╭──
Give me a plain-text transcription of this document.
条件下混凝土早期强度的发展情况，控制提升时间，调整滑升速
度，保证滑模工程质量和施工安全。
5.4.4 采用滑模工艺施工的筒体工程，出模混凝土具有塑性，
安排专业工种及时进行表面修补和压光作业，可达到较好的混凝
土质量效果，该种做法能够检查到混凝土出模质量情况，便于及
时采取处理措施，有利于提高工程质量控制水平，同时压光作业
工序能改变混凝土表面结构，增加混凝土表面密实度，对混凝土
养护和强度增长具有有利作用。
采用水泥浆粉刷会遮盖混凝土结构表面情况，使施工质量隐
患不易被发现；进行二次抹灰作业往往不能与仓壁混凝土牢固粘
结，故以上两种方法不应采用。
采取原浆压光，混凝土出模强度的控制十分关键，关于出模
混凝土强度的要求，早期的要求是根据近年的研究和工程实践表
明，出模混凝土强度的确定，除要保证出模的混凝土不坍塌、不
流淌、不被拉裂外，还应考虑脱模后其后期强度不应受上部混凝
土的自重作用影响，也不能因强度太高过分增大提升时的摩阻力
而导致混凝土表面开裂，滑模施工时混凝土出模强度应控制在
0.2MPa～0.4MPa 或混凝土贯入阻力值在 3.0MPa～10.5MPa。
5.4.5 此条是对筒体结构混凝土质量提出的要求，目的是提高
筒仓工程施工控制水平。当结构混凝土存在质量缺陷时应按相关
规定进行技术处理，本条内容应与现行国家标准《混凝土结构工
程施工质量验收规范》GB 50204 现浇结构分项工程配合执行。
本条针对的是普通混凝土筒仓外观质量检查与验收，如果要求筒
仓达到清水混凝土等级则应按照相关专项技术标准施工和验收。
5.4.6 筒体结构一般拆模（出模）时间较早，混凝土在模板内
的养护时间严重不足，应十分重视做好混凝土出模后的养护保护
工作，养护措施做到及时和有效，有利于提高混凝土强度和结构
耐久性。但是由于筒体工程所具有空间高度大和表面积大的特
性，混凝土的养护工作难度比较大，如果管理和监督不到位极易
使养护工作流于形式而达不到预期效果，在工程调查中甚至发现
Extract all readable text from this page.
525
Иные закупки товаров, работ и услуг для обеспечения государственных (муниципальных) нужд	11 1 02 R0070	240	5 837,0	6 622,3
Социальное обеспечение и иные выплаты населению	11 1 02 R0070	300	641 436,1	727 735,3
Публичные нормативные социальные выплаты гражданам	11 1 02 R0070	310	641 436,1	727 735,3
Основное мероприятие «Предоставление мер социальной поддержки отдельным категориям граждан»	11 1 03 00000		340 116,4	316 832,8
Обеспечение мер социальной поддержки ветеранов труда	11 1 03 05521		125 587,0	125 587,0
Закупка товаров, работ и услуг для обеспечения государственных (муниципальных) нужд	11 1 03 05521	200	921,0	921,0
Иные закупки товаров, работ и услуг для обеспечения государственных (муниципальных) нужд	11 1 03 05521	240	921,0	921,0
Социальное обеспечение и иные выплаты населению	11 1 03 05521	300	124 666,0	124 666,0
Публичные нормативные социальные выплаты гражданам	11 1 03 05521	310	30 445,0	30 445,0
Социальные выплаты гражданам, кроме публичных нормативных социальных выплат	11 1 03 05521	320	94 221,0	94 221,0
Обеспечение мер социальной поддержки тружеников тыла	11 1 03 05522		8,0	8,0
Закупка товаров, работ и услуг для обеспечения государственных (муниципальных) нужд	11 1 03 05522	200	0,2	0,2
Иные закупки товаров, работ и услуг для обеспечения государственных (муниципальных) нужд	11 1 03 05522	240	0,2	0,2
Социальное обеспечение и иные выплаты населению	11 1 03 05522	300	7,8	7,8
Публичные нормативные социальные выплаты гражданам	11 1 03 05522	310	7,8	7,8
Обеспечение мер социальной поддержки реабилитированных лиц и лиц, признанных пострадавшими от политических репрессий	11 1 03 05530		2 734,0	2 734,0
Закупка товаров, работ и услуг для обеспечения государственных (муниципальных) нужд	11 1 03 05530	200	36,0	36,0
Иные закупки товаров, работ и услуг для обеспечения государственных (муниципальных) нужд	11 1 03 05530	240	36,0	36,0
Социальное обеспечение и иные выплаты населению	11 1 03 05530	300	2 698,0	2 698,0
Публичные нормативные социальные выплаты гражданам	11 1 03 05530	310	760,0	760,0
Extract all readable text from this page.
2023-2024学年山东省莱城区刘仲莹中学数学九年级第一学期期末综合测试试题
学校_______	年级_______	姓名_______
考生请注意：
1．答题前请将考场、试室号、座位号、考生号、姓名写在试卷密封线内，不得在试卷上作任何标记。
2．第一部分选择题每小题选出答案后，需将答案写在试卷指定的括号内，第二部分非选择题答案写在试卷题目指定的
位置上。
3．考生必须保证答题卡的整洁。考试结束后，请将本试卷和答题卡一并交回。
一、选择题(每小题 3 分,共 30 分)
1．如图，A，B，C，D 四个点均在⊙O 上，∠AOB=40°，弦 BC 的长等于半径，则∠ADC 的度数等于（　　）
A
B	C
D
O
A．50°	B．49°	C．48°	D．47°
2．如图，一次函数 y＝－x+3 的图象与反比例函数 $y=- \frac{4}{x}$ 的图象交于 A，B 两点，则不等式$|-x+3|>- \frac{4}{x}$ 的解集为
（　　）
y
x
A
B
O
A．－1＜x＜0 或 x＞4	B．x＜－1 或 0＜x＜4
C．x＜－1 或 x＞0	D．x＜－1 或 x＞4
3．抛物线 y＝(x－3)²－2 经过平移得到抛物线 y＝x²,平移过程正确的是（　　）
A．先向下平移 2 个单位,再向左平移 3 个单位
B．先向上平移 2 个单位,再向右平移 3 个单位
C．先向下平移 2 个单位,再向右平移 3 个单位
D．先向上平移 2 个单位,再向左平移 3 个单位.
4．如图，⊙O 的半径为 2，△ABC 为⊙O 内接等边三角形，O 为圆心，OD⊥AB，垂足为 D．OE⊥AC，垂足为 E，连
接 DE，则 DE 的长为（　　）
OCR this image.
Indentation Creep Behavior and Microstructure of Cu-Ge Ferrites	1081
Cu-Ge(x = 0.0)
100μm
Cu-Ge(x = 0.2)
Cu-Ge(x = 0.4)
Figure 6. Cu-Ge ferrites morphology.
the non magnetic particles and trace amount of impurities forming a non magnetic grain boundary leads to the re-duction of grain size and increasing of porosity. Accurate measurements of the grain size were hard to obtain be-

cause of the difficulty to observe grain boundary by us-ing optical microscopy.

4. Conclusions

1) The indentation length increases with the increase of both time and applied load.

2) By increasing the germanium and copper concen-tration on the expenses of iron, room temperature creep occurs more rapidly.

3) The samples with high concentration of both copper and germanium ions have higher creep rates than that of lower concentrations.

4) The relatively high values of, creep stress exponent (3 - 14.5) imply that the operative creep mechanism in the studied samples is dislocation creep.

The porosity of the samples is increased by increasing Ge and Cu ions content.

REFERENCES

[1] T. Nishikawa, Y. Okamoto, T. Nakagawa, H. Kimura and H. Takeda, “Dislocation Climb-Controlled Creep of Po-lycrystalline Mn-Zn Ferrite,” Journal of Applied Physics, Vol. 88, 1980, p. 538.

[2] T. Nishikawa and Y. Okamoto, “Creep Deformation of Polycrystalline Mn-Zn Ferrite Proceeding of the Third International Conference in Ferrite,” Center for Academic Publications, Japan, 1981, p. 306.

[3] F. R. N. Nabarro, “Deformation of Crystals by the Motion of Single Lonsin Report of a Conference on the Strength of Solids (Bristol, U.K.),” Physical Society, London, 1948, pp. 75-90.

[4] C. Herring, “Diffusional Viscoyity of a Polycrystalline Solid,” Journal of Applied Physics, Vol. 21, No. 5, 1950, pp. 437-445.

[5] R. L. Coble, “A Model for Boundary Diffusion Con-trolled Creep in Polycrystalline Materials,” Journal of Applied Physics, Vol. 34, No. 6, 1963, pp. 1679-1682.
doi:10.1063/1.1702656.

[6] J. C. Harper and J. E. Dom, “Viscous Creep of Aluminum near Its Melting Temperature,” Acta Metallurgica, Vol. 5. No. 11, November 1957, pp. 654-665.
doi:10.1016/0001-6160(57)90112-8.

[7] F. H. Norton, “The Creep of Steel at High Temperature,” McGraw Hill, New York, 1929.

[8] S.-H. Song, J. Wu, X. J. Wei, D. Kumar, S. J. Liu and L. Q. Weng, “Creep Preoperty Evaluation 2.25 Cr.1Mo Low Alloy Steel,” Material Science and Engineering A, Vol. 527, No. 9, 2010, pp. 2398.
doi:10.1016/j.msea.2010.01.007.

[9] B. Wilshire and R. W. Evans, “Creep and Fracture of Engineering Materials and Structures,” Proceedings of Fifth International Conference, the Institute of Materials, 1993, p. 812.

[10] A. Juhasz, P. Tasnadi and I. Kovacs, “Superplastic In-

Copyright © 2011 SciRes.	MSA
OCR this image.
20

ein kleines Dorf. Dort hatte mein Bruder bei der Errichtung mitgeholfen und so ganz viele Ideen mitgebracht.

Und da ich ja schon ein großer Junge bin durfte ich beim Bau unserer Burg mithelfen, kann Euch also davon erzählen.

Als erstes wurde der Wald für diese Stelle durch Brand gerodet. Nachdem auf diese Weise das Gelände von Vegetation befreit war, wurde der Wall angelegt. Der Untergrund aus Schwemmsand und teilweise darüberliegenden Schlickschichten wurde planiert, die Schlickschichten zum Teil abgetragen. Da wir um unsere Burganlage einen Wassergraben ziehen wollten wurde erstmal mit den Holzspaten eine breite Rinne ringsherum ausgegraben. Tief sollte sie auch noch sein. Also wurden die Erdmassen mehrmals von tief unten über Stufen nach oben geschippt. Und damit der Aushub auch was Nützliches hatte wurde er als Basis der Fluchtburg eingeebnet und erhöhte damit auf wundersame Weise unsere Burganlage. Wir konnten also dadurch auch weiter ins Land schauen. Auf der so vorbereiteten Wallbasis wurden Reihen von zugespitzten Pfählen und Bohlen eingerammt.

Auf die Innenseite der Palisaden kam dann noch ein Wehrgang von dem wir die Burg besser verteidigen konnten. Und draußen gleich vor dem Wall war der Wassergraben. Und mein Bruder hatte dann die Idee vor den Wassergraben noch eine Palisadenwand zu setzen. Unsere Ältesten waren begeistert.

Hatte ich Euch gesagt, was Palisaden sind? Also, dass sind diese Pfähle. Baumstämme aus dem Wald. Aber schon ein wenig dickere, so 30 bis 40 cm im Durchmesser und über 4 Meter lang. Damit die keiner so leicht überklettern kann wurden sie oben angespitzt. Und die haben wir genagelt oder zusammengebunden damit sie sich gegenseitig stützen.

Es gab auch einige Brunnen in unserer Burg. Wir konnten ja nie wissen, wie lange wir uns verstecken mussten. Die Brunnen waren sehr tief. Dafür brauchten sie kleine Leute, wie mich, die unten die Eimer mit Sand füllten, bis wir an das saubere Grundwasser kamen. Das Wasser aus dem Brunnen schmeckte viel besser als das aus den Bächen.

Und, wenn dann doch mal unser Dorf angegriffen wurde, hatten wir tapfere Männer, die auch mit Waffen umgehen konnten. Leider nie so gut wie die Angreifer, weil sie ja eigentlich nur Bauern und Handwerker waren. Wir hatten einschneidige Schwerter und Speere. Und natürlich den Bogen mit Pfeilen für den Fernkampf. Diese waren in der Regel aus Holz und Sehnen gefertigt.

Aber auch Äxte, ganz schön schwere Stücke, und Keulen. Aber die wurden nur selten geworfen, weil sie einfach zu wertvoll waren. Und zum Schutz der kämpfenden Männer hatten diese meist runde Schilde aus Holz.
╰──
Directions:
Looking at the data above, show all lines where the word "Materials" occurs.

Task result:
[5] R. L. Coble, “A Model for Boundary Diffusion Con-trolled Creep in Polycrystalline Materials,” Journal of Applied Physics, Vol. 34, No. 6, 1963, pp. 1679-1682.
[9] B. Wilshire and R. W. Evans, “Creep and Fracture of Engineering Materials and Structures,” Proceedings of Fifth International Conference, the Institute of Materials, 1993, p. 812.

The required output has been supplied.